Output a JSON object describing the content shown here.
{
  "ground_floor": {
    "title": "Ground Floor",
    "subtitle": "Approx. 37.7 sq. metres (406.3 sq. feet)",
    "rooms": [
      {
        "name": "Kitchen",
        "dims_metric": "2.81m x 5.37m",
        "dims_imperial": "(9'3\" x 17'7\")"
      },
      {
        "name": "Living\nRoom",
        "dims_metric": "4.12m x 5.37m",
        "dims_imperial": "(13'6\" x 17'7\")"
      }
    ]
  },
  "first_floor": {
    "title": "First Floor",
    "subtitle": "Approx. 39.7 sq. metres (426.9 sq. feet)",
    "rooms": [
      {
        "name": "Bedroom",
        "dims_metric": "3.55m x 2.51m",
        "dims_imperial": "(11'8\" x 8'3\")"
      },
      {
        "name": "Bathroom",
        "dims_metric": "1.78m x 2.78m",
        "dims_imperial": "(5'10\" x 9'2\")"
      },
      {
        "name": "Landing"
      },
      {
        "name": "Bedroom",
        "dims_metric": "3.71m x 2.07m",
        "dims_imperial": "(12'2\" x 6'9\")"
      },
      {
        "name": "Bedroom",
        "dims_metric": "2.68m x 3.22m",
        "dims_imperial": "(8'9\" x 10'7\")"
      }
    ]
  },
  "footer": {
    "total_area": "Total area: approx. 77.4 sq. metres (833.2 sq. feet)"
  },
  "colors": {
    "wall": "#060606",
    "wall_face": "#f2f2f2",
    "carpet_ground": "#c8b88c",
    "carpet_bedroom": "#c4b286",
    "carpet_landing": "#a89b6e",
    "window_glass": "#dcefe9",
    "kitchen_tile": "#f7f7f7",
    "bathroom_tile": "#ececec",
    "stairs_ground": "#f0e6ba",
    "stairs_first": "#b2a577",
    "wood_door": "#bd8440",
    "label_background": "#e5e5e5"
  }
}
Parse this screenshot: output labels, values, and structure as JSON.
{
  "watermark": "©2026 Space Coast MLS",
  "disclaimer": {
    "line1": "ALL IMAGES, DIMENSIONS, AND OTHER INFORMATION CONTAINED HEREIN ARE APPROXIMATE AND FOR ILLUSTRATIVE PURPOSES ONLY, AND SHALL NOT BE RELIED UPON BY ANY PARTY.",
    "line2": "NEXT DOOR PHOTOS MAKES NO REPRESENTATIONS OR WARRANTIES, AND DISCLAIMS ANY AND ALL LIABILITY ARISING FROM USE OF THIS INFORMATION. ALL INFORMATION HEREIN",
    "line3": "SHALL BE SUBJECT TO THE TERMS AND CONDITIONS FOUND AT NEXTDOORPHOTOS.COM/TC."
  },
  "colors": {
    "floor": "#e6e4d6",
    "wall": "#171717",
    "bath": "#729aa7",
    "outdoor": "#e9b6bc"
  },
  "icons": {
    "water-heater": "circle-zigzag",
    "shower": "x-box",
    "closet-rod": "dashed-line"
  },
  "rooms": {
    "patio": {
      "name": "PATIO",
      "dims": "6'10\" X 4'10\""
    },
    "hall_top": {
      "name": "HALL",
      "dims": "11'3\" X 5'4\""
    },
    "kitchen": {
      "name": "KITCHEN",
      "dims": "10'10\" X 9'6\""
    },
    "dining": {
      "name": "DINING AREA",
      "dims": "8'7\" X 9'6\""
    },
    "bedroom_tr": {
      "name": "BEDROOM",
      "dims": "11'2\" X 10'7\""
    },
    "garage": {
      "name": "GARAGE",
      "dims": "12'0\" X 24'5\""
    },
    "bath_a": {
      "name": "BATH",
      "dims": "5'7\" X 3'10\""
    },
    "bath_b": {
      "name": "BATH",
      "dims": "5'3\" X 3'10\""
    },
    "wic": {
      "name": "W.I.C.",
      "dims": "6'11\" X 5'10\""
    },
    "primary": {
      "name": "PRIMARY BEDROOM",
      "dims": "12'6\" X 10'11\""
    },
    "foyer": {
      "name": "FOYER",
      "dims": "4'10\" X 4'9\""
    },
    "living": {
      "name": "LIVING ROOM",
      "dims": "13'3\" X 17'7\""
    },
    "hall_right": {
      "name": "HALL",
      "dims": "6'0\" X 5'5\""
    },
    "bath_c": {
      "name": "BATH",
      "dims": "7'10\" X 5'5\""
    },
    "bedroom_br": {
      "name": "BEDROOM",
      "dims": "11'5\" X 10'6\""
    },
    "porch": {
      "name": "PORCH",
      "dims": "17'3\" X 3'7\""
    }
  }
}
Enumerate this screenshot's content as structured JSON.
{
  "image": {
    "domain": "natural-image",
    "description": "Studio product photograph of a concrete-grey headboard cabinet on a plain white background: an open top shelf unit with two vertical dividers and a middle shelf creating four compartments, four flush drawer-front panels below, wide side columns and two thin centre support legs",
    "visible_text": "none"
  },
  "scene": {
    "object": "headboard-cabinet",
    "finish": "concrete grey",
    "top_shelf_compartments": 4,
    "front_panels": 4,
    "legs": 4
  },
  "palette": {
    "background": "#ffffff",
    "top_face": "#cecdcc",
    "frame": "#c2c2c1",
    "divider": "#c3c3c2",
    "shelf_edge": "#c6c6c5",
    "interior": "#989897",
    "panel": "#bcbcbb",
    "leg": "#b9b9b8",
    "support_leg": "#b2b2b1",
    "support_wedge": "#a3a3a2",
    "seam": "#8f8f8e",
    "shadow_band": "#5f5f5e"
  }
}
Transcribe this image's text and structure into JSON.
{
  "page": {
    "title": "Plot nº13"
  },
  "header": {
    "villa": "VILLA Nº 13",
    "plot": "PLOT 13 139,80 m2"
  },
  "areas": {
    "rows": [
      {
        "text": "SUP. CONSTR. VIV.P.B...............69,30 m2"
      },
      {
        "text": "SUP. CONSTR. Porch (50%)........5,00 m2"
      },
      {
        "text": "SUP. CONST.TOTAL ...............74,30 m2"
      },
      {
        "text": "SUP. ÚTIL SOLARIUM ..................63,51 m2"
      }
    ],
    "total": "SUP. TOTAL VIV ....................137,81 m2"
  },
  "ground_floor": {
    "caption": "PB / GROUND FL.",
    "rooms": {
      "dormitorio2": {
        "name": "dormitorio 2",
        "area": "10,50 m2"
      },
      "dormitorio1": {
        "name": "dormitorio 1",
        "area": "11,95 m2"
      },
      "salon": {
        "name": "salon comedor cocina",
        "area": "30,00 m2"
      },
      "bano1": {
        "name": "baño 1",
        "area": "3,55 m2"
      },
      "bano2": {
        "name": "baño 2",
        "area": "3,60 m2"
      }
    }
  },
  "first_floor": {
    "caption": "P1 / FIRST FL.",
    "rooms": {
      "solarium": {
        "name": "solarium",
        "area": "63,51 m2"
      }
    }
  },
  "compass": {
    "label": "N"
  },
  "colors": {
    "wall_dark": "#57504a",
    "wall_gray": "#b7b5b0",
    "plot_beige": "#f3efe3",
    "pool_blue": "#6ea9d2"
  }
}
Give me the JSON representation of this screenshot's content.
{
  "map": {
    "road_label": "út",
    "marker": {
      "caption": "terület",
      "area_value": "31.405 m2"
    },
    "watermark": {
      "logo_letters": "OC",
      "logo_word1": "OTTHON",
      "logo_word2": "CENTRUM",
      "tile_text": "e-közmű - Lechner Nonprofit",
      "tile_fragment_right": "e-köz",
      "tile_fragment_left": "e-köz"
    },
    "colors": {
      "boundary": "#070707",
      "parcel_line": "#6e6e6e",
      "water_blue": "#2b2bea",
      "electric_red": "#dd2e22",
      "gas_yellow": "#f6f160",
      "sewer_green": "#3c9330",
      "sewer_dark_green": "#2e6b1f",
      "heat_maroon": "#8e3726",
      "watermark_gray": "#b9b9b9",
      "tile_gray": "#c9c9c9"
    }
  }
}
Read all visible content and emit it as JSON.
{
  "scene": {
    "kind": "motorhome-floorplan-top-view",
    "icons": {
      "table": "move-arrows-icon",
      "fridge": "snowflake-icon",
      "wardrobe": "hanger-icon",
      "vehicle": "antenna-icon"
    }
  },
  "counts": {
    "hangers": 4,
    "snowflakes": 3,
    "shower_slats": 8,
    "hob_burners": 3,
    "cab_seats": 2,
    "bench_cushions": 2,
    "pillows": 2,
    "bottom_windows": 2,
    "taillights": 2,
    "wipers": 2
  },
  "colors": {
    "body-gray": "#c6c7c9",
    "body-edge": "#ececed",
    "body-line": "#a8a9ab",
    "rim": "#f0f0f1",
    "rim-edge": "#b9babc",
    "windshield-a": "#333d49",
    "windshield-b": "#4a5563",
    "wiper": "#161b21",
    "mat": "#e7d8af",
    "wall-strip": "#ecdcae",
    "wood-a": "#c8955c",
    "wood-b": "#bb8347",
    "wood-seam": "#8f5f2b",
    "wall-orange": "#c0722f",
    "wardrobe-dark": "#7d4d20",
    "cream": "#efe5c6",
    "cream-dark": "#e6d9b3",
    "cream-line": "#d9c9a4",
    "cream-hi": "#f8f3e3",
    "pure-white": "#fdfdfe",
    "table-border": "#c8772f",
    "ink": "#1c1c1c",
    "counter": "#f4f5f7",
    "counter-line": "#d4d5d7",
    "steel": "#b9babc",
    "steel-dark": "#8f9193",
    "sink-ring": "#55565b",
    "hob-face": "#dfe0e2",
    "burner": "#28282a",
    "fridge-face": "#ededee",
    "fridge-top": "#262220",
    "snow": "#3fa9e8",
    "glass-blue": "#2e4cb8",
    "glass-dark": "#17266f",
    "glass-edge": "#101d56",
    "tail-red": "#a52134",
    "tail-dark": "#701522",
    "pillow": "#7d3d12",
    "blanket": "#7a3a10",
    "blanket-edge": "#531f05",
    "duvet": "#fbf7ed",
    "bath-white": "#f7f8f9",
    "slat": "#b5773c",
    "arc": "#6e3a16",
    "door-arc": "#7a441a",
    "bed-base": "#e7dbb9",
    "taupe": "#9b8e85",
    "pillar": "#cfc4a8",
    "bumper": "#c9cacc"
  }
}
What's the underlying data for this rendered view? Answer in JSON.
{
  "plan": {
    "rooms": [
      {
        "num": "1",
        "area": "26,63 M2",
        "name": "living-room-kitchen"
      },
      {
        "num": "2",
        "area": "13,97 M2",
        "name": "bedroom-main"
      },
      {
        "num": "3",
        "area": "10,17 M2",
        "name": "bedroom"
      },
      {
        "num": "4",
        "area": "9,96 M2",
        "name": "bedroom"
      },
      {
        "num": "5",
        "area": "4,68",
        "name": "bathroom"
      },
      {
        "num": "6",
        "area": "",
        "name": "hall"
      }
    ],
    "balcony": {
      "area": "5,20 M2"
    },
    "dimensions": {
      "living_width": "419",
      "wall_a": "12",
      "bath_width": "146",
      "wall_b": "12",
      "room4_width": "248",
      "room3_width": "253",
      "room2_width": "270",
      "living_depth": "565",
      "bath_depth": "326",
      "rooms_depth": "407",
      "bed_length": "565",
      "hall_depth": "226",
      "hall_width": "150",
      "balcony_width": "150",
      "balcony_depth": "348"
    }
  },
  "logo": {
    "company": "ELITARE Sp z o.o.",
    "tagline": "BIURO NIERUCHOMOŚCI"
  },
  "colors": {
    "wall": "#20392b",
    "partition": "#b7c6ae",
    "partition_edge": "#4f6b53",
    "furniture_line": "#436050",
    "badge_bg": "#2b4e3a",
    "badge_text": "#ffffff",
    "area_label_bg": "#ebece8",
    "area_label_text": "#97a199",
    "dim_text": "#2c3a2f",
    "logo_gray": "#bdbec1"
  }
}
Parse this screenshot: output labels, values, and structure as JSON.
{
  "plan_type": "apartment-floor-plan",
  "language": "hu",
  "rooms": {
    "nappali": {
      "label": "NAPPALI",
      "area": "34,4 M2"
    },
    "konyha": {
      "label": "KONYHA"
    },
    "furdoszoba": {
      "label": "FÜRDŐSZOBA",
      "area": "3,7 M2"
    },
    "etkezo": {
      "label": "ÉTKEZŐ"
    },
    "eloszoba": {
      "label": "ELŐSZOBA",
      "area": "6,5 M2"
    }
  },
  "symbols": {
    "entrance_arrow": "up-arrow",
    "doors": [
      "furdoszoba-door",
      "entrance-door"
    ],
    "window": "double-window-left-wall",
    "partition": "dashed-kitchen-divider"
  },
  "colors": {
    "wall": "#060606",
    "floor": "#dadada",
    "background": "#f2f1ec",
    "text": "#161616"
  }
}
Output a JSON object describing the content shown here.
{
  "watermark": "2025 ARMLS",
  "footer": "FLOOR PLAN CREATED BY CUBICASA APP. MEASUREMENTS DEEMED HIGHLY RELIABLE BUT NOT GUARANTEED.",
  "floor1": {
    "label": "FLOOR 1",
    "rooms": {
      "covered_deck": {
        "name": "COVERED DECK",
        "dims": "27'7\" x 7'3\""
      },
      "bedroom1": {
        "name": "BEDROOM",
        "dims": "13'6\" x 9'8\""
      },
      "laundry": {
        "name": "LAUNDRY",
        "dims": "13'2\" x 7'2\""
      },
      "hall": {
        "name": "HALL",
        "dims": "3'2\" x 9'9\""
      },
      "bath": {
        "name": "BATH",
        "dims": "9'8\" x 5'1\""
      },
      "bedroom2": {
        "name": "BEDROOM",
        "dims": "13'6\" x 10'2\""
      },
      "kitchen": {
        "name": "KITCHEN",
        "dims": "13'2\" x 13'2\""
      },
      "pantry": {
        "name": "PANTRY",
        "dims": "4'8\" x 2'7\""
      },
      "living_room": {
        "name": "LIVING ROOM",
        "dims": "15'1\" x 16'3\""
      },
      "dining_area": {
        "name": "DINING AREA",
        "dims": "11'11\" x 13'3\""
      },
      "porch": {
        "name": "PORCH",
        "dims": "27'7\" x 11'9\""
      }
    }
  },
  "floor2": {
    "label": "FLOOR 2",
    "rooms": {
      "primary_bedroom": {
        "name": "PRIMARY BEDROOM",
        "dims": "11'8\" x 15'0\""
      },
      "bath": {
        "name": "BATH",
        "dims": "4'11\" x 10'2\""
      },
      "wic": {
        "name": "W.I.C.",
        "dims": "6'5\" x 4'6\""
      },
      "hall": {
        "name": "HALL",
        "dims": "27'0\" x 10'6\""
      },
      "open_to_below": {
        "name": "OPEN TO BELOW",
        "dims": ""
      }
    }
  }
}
━━━━━━━━━━
Exercise description:
Tell how many lines above contain the word "INFORMATION". Give the number alone.

Answer to the task:
2